Structured figure records
— START —
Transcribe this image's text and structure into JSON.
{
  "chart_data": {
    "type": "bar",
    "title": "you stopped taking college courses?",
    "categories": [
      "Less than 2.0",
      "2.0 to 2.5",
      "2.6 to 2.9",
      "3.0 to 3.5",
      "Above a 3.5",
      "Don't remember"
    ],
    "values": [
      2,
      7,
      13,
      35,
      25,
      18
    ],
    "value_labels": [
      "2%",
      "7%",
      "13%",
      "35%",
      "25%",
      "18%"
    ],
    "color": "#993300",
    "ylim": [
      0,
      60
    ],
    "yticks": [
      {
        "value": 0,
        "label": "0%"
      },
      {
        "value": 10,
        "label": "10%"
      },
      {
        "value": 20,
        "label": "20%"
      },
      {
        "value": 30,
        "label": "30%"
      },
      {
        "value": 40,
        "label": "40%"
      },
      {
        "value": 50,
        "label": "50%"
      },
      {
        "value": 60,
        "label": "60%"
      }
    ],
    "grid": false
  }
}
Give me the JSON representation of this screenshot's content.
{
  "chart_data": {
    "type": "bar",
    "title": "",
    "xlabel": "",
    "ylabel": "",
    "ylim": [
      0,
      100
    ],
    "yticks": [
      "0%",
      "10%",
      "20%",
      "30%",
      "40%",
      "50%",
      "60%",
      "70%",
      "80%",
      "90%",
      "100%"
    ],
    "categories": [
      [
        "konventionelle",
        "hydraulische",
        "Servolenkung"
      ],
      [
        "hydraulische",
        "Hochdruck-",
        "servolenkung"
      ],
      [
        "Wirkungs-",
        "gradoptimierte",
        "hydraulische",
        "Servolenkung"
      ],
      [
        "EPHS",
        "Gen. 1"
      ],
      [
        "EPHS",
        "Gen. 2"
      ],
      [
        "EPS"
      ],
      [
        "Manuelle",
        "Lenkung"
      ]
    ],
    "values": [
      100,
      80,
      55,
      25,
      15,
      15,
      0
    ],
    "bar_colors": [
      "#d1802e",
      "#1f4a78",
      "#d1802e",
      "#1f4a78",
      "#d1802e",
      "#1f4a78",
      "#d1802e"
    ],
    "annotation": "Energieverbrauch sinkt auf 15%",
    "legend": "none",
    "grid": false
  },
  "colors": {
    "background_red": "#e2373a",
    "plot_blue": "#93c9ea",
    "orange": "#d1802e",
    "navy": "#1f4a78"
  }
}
— END —
Search the records for the word "this", then list every line that has it.

Transcribe this image's text and structure into JSON.
Give me the JSON representation of this screenshot's content.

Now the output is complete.